[start Material provided]

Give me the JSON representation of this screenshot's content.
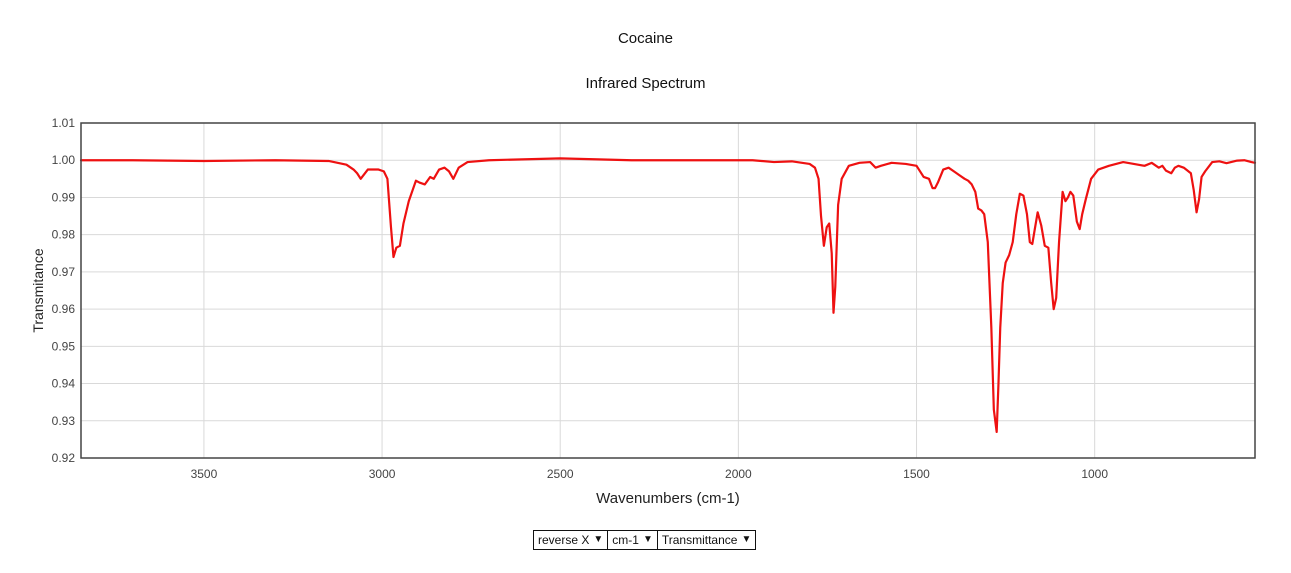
{
  "chart_data": {
    "type": "line",
    "title": "Cocaine",
    "subtitle": "Infrared Spectrum",
    "xlabel": "Wavenumbers (cm-1)",
    "ylabel": "Transmitance",
    "xlim": [
      3845,
      550
    ],
    "ylim": [
      0.92,
      1.01
    ],
    "x_reversed": true,
    "grid": true,
    "x_ticks": [
      3500,
      3000,
      2500,
      2000,
      1500,
      1000
    ],
    "y_ticks": [
      "0.92",
      "0.93",
      "0.94",
      "0.95",
      "0.96",
      "0.97",
      "0.98",
      "0.99",
      "1.00",
      "1.01"
    ],
    "series": [
      {
        "color": "#ee1111",
        "x": [
          3845,
          3700,
          3500,
          3300,
          3150,
          3100,
          3080,
          3070,
          3060,
          3040,
          3010,
          2995,
          2985,
          2975,
          2968,
          2960,
          2950,
          2940,
          2925,
          2905,
          2895,
          2880,
          2865,
          2855,
          2840,
          2825,
          2812,
          2800,
          2785,
          2760,
          2700,
          2500,
          2300,
          2100,
          1960,
          1900,
          1850,
          1800,
          1785,
          1775,
          1768,
          1760,
          1752,
          1745,
          1738,
          1733,
          1728,
          1720,
          1710,
          1690,
          1660,
          1630,
          1615,
          1600,
          1570,
          1530,
          1500,
          1480,
          1465,
          1455,
          1448,
          1440,
          1425,
          1410,
          1395,
          1380,
          1365,
          1355,
          1345,
          1335,
          1327,
          1318,
          1310,
          1300,
          1290,
          1283,
          1275,
          1270,
          1265,
          1258,
          1250,
          1240,
          1230,
          1220,
          1210,
          1200,
          1190,
          1182,
          1175,
          1168,
          1160,
          1150,
          1140,
          1130,
          1122,
          1115,
          1108,
          1100,
          1090,
          1082,
          1075,
          1068,
          1060,
          1050,
          1042,
          1035,
          1025,
          1010,
          990,
          960,
          920,
          890,
          860,
          840,
          820,
          810,
          800,
          785,
          775,
          765,
          750,
          730,
          722,
          714,
          707,
          700,
          690,
          670,
          650,
          630,
          600,
          580,
          560,
          550
        ],
        "values": [
          1.0,
          1.0,
          0.9998,
          1.0,
          0.9998,
          0.9988,
          0.9975,
          0.9965,
          0.995,
          0.9975,
          0.9975,
          0.997,
          0.995,
          0.982,
          0.974,
          0.9765,
          0.977,
          0.983,
          0.989,
          0.9945,
          0.994,
          0.9935,
          0.9955,
          0.995,
          0.9975,
          0.998,
          0.997,
          0.995,
          0.998,
          0.9995,
          1.0,
          1.0005,
          1.0,
          1.0,
          1.0,
          0.9995,
          0.9997,
          0.999,
          0.998,
          0.995,
          0.985,
          0.977,
          0.982,
          0.983,
          0.975,
          0.959,
          0.966,
          0.988,
          0.995,
          0.9985,
          0.9993,
          0.9995,
          0.998,
          0.9985,
          0.9993,
          0.999,
          0.9985,
          0.9955,
          0.995,
          0.9925,
          0.9925,
          0.994,
          0.9975,
          0.998,
          0.997,
          0.996,
          0.995,
          0.9945,
          0.9935,
          0.9915,
          0.987,
          0.9865,
          0.9855,
          0.978,
          0.955,
          0.933,
          0.927,
          0.94,
          0.955,
          0.967,
          0.9725,
          0.9745,
          0.978,
          0.9855,
          0.991,
          0.9905,
          0.9855,
          0.978,
          0.9775,
          0.9815,
          0.986,
          0.9825,
          0.977,
          0.9765,
          0.967,
          0.96,
          0.963,
          0.978,
          0.9915,
          0.989,
          0.99,
          0.9915,
          0.9905,
          0.9835,
          0.9815,
          0.9855,
          0.9895,
          0.995,
          0.9975,
          0.9985,
          0.9995,
          0.999,
          0.9985,
          0.9993,
          0.998,
          0.9985,
          0.9972,
          0.9965,
          0.998,
          0.9985,
          0.998,
          0.9965,
          0.992,
          0.986,
          0.9895,
          0.9955,
          0.997,
          0.9995,
          0.9997,
          0.9992,
          0.9999,
          1.0,
          0.9995,
          0.9993
        ]
      }
    ]
  },
  "controls": {
    "direction_label": "reverse X",
    "unit_label": "cm-1",
    "mode_label": "Transmittance",
    "arrow_glyph": "▼"
  }
}
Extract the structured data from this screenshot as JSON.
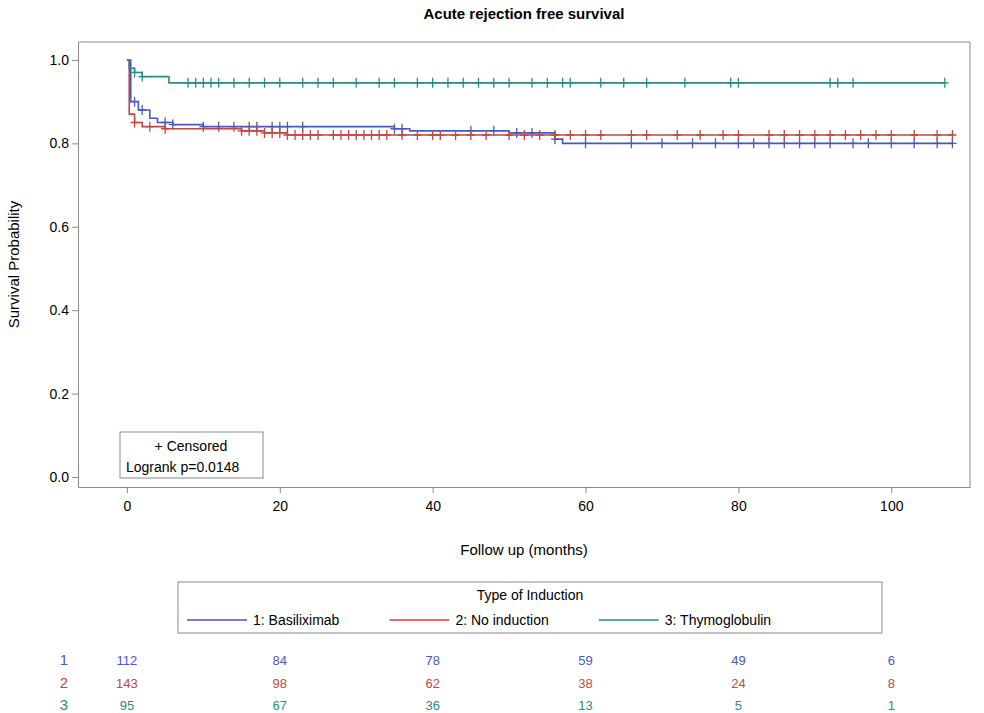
{
  "chart_data": {
    "type": "step",
    "title": "Acute rejection free survival",
    "xlabel": "Follow up (months)",
    "ylabel": "Survival Probability",
    "xlim": [
      -6.4,
      110.3
    ],
    "ylim": [
      -0.024,
      1.043
    ],
    "xticks": [
      0,
      20,
      40,
      60,
      80,
      100
    ],
    "yticks": [
      {
        "value": 0,
        "label": "0.0"
      },
      0.2,
      0.4,
      0.6,
      0.8,
      {
        "value": 1,
        "label": "1.0"
      }
    ],
    "grid": false,
    "legend": "bottom",
    "legend_title": "Type of Induction",
    "marker": "plus",
    "annotations": [
      "+ Censored",
      "Logrank p=0.0148"
    ],
    "at_risk_x": [
      0,
      20,
      40,
      60,
      80,
      100
    ],
    "series": [
      {
        "name": "1: Basiliximab",
        "color": "#4a58c0",
        "at_risk_label": "1",
        "x": [
          0,
          0.5,
          1.5,
          3,
          4,
          6,
          10,
          35,
          37,
          50,
          56,
          57,
          108
        ],
        "values": [
          1.0,
          0.9,
          0.88,
          0.86,
          0.85,
          0.845,
          0.84,
          0.835,
          0.83,
          0.825,
          0.81,
          0.8,
          0.8
        ],
        "censored": [
          1,
          2,
          5,
          6,
          10,
          12,
          14,
          16,
          17,
          19,
          20,
          21,
          23,
          35,
          36,
          45,
          48,
          51,
          53,
          56,
          60,
          66,
          70,
          74,
          77,
          80,
          82,
          84,
          86,
          88,
          90,
          92,
          95,
          97,
          100,
          103,
          106,
          108
        ],
        "at_risk": [
          112,
          84,
          78,
          59,
          49,
          6
        ]
      },
      {
        "name": "2: No induction",
        "color": "#c4463f",
        "at_risk_label": "2",
        "x": [
          0,
          0.3,
          1,
          2,
          5,
          15,
          18,
          21,
          108
        ],
        "values": [
          1.0,
          0.87,
          0.85,
          0.84,
          0.835,
          0.83,
          0.825,
          0.82,
          0.82
        ],
        "censored": [
          1,
          3,
          5,
          15,
          16,
          17,
          18,
          19,
          20,
          21,
          22,
          23,
          24,
          25,
          27,
          28,
          29,
          30,
          31,
          32,
          33,
          34,
          36,
          38,
          40,
          41,
          43,
          45,
          47,
          50,
          52,
          54,
          56,
          58,
          60,
          62,
          66,
          68,
          72,
          75,
          78,
          80,
          84,
          86,
          88,
          90,
          92,
          94,
          96,
          98,
          100,
          103,
          106,
          108
        ],
        "at_risk": [
          143,
          98,
          62,
          38,
          24,
          8
        ]
      },
      {
        "name": "3: Thymoglobulin",
        "color": "#2b8c86",
        "at_risk_label": "3",
        "x": [
          0,
          0.3,
          1,
          2,
          5.5,
          107
        ],
        "values": [
          1.0,
          0.98,
          0.97,
          0.96,
          0.945,
          0.945
        ],
        "censored": [
          1,
          2,
          8,
          9,
          10,
          11,
          12,
          14,
          16,
          18,
          20,
          23,
          25,
          27,
          30,
          33,
          35,
          38,
          40,
          42,
          44,
          46,
          48,
          50,
          53,
          55,
          57,
          58,
          62,
          65,
          68,
          73,
          79,
          80,
          92,
          93,
          95,
          107
        ],
        "at_risk": [
          95,
          67,
          36,
          13,
          5,
          1
        ]
      }
    ]
  }
}
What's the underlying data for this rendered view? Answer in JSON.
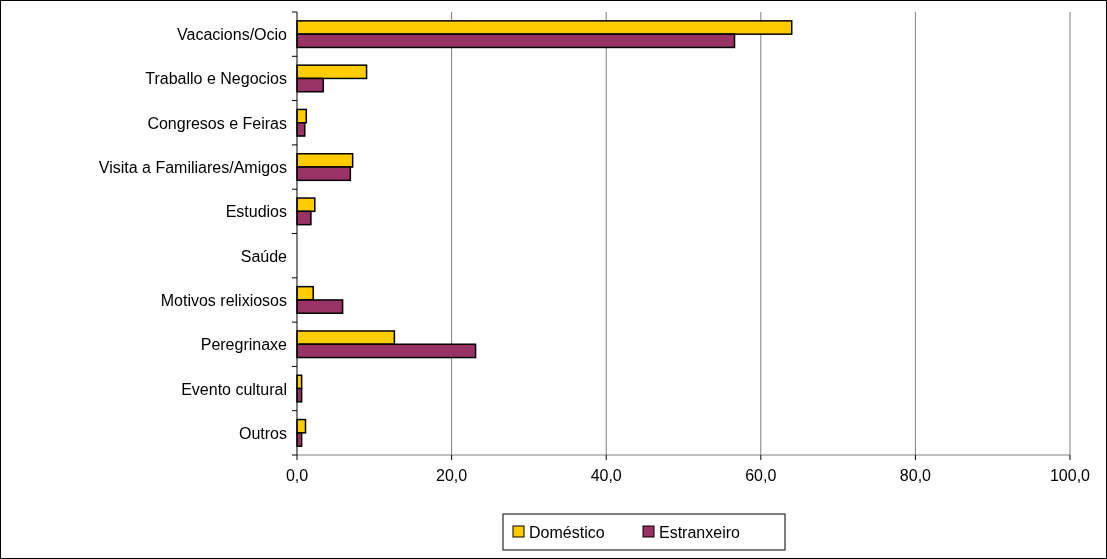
{
  "chart_data": {
    "type": "bar",
    "orientation": "horizontal",
    "categories": [
      "Vacacions/Ocio",
      "Traballo e Negocios",
      "Congresos e Feiras",
      "Visita a Familiares/Amigos",
      "Estudios",
      "Saúde",
      "Motivos relixiosos",
      "Peregrinaxe",
      "Evento cultural",
      "Outros"
    ],
    "series": [
      {
        "name": "Doméstico",
        "color": "#ffcc00",
        "values": [
          64.0,
          9.0,
          1.2,
          7.2,
          2.3,
          0,
          2.1,
          12.6,
          0.6,
          1.1
        ]
      },
      {
        "name": "Estranxeiro",
        "color": "#993366",
        "values": [
          56.6,
          3.4,
          1.0,
          6.9,
          1.8,
          0,
          5.9,
          23.1,
          0.6,
          0.6
        ]
      }
    ],
    "xlim": [
      0,
      100
    ],
    "xticks": [
      {
        "value": 0,
        "label": "0,0"
      },
      {
        "value": 20,
        "label": "20,0"
      },
      {
        "value": 40,
        "label": "40,0"
      },
      {
        "value": 60,
        "label": "60,0"
      },
      {
        "value": 80,
        "label": "80,0"
      },
      {
        "value": 100,
        "label": "100,0"
      }
    ],
    "grid": "x",
    "legend": "bottom"
  }
}
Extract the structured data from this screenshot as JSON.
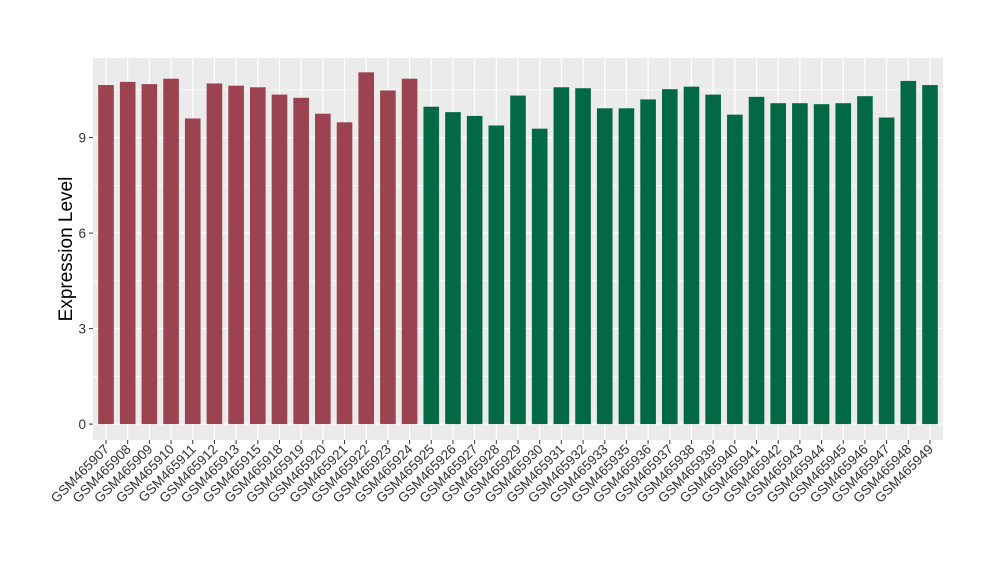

[end Material provided]

# Task goal
Extract every line containing the string "ylabel" from the material.

# The answer
    "ylabel": "Transmitance",
    "ylabel": "Survival Probability",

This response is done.